◆ Entries supplied

-=-=-=-=-

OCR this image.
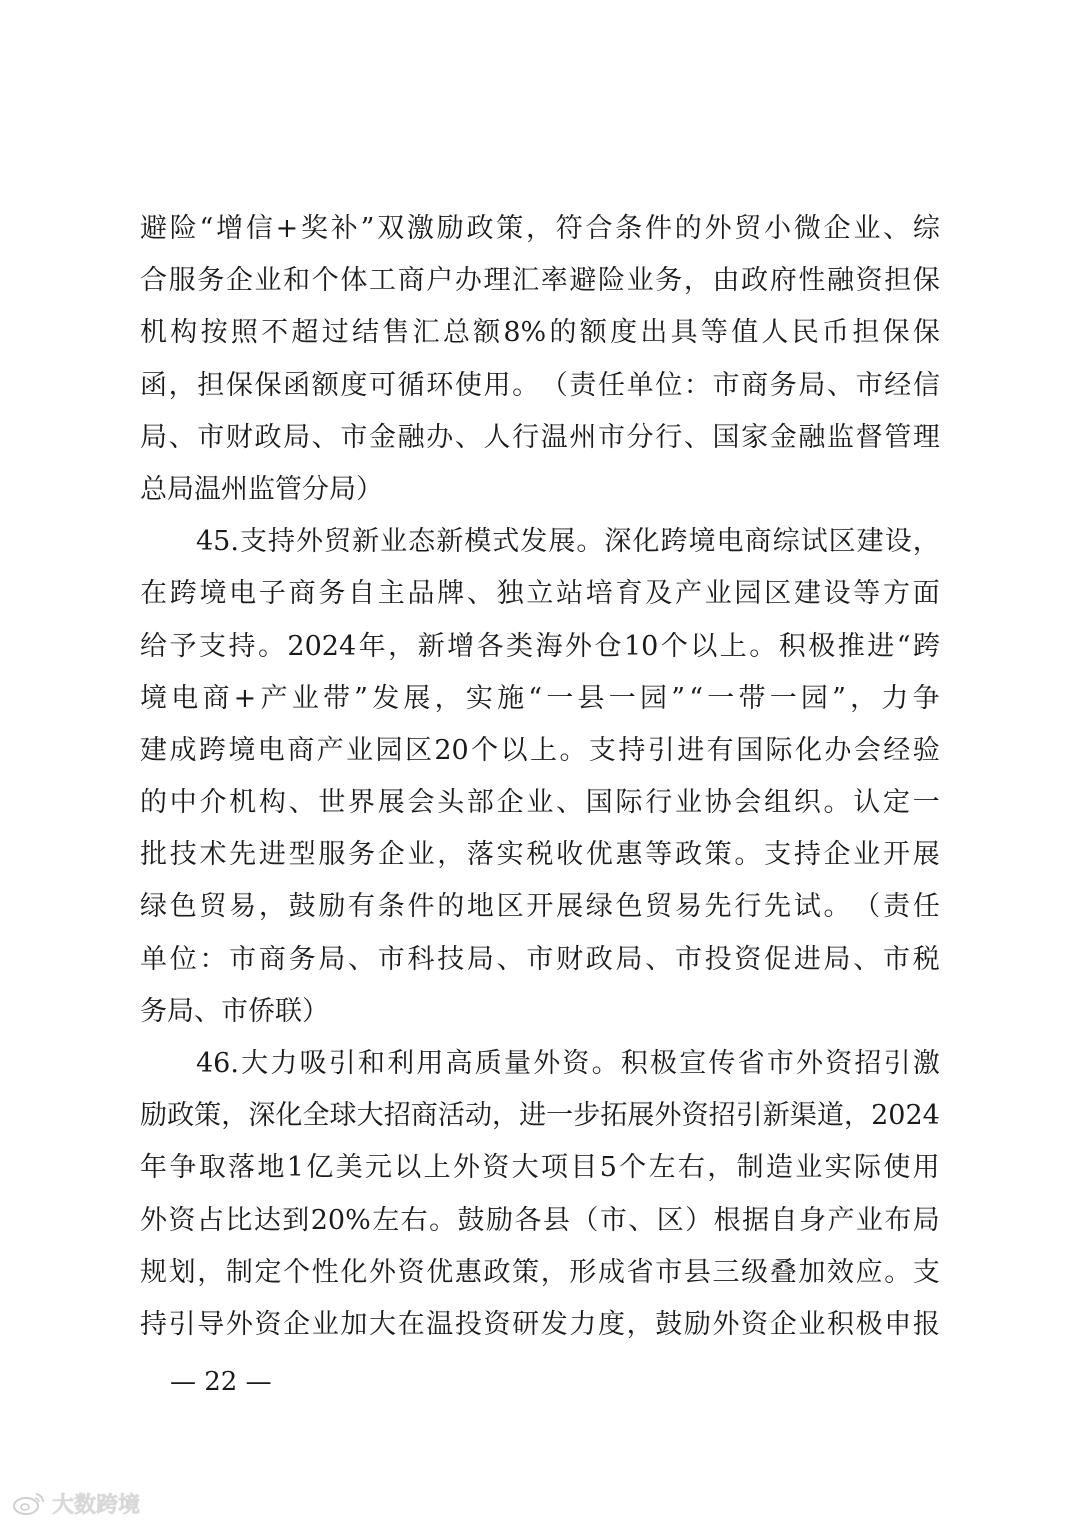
避 险 “ 增 信 + 奖 补 ” 双 激 励 政 策 ， 符 合 条 件 的 外 贸 小 微 企 业 、 综
合 服 务 企 业 和 个 体 工 商 户 办 理 汇 率 避 险 业 务 ， 由 政 府 性 融 资 担 保
机 构 按 照 不 超 过 结 售 汇 总 额 8% 的 额 度 出 具 等 值 人 民 币 担 保 保
函 ， 担 保 保 函 额 度 可 循 环 使 用 。 （ 责 任 单 位 ： 市 商 务 局 、 市 经 信
局 、 市 财 政 局 、 市 金 融 办 、 人 行 温 州 市 分 行 、 国 家 金 融 监 督 管 理
总局温州监管分局）
45. 支 持 外 贸 新 业 态 新 模 式 发 展 。 深 化 跨 境 电 商 综 试 区 建 设 ，
在 跨 境 电 子 商 务 自 主 品 牌 、 独 立 站 培 育 及 产 业 园 区 建 设 等 方 面
给 予 支 持 。 2024 年 ， 新 增 各 类 海 外 仓 10 个 以 上 。 积 极 推 进 “ 跨
境 电 商 + 产 业 带 ” 发 展 ， 实 施 “ 一 县 一 园 ” “ 一 带 一 园 ” ， 力 争
建 成 跨 境 电 商 产 业 园 区 20 个 以 上 。 支 持 引 进 有 国 际 化 办 会 经 验
的 中 介 机 构 、 世 界 展 会 头 部 企 业 、 国 际 行 业 协 会 组 织 。 认 定 一
批 技 术 先 进 型 服 务 企 业 ， 落 实 税 收 优 惠 等 政 策 。 支 持 企 业 开 展
绿 色 贸 易 ， 鼓 励 有 条 件 的 地 区 开 展 绿 色 贸 易 先 行 先 试 。 （ 责 任
单 位 ： 市 商 务 局 、 市 科 技 局 、 市 财 政 局 、 市 投 资 促 进 局 、 市 税
务局、市侨联）
46. 大 力 吸 引 和 利 用 高 质 量 外 资 。 积 极 宣 传 省 市 外 资 招 引 激
励 政 策 ， 深 化 全 球 大 招 商 活 动 ， 进 一 步 拓 展 外 资 招 引 新 渠 道 ， 2024
年 争 取 落 地 1 亿 美 元 以 上 外 资 大 项 目 5 个 左 右 ， 制 造 业 实 际 使 用
外 资 占 比 达 到 20% 左 右 。 鼓 励 各 县 （ 市 、 区 ） 根 据 自 身 产 业 布 局
规 划 ， 制 定 个 性 化 外 资 优 惠 政 策 ， 形 成 省 市 县 三 级 叠 加 效 应 。 支
持 引 导 外 资 企 业 加 大 在 温 投 资 研 发 力 度 ， 鼓 励 外 资 企 业 积 极 申 报
— 22 —
大数跨境
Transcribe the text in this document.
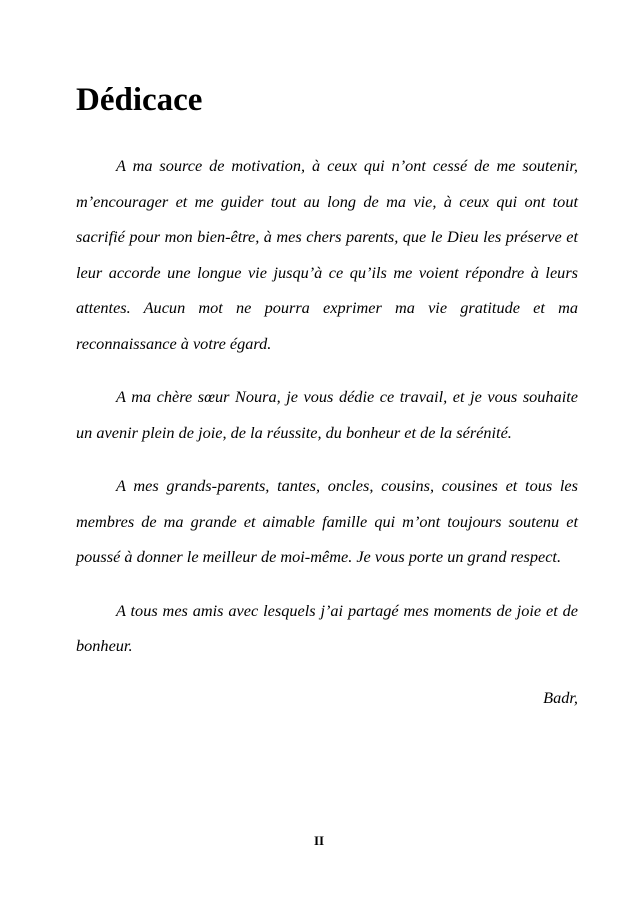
Dédicace

A ma source de motivation, à ceux qui n’ont cessé de me soutenir, m’encourager et me guider tout au long de ma vie, à ceux qui ont tout sacrifié pour mon bien-être, à mes chers parents, que le Dieu les préserve et leur accorde une longue vie jusqu’à ce qu’ils me voient répondre à leurs attentes. Aucun mot ne pourra exprimer ma vie gratitude et ma reconnaissance à votre égard.

A ma chère sœur Noura, je vous dédie ce travail, et je vous souhaite un avenir plein de joie, de la réussite, du bonheur et de la sérénité.

A mes grands-parents, tantes, oncles, cousins, cousines et tous les membres de ma grande et aimable famille qui m’ont toujours soutenu et poussé à donner le meilleur de moi-même. Je vous porte un grand respect.

A tous mes amis avec lesquels j’ai partagé mes moments de joie et de bonheur.

Badr,

II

-=-=-=-=-

◆ Short task
Reproduce each entry verbatim, excluding any embedded images.

◆ Task answer
OCR this image.
避 险 “ 增 信 + 奖 补 ” 双 激 励 政 策 ， 符 合 条 件 的 外 贸 小 微 企 业 、 综
合 服 务 企 业 和 个 体 工 商 户 办 理 汇 率 避 险 业 务 ， 由 政 府 性 融 资 担 保
机 构 按 照 不 超 过 结 售 汇 总 额 8% 的 额 度 出 具 等 值 人 民 币 担 保 保
函 ， 担 保 保 函 额 度 可 循 环 使 用 。 （ 责 任 单 位 ： 市 商 务 局 、 市 经 信
局 、 市 财 政 局 、 市 金 融 办 、 人 行 温 州 市 分 行 、 国 家 金 融 监 督 管 理
总局温州监管分局）
45. 支 持 外 贸 新 业 态 新 模 式 发 展 。 深 化 跨 境 电 商 综 试 区 建 设 ，
在 跨 境 电 子 商 务 自 主 品 牌 、 独 立 站 培 育 及 产 业 园 区 建 设 等 方 面
给 予 支 持 。 2024 年 ， 新 增 各 类 海 外 仓 10 个 以 上 。 积 极 推 进 “ 跨
境 电 商 + 产 业 带 ” 发 展 ， 实 施 “ 一 县 一 园 ” “ 一 带 一 园 ” ， 力 争
建 成 跨 境 电 商 产 业 园 区 20 个 以 上 。 支 持 引 进 有 国 际 化 办 会 经 验
的 中 介 机 构 、 世 界 展 会 头 部 企 业 、 国 际 行 业 协 会 组 织 。 认 定 一
批 技 术 先 进 型 服 务 企 业 ， 落 实 税 收 优 惠 等 政 策 。 支 持 企 业 开 展
绿 色 贸 易 ， 鼓 励 有 条 件 的 地 区 开 展 绿 色 贸 易 先 行 先 试 。 （ 责 任
单 位 ： 市 商 务 局 、 市 科 技 局 、 市 财 政 局 、 市 投 资 促 进 局 、 市 税
务局、市侨联）
46. 大 力 吸 引 和 利 用 高 质 量 外 资 。 积 极 宣 传 省 市 外 资 招 引 激
励 政 策 ， 深 化 全 球 大 招 商 活 动 ， 进 一 步 拓 展 外 资 招 引 新 渠 道 ， 2024
年 争 取 落 地 1 亿 美 元 以 上 外 资 大 项 目 5 个 左 右 ， 制 造 业 实 际 使 用
外 资 占 比 达 到 20% 左 右 。 鼓 励 各 县 （ 市 、 区 ） 根 据 自 身 产 业 布 局
规 划 ， 制 定 个 性 化 外 资 优 惠 政 策 ， 形 成 省 市 县 三 级 叠 加 效 应 。 支
持 引 导 外 资 企 业 加 大 在 温 投 资 研 发 力 度 ， 鼓 励 外 资 企 业 积 极 申 报
— 22 —
大数跨境
Transcribe the text in this document.
Dédicace

A ma source de motivation, à ceux qui n’ont cessé de me soutenir, m’encourager et me guider tout au long de ma vie, à ceux qui ont tout sacrifié pour mon bien-être, à mes chers parents, que le Dieu les préserve et leur accorde une longue vie jusqu’à ce qu’ils me voient répondre à leurs attentes. Aucun mot ne pourra exprimer ma vie gratitude et ma reconnaissance à votre égard.

A ma chère sœur Noura, je vous dédie ce travail, et je vous souhaite un avenir plein de joie, de la réussite, du bonheur et de la sérénité.

A mes grands-parents, tantes, oncles, cousins, cousines et tous les membres de ma grande et aimable famille qui m’ont toujours soutenu et poussé à donner le meilleur de moi-même. Je vous porte un grand respect.

A tous mes amis avec lesquels j’ai partagé mes moments de joie et de bonheur.

Badr,

II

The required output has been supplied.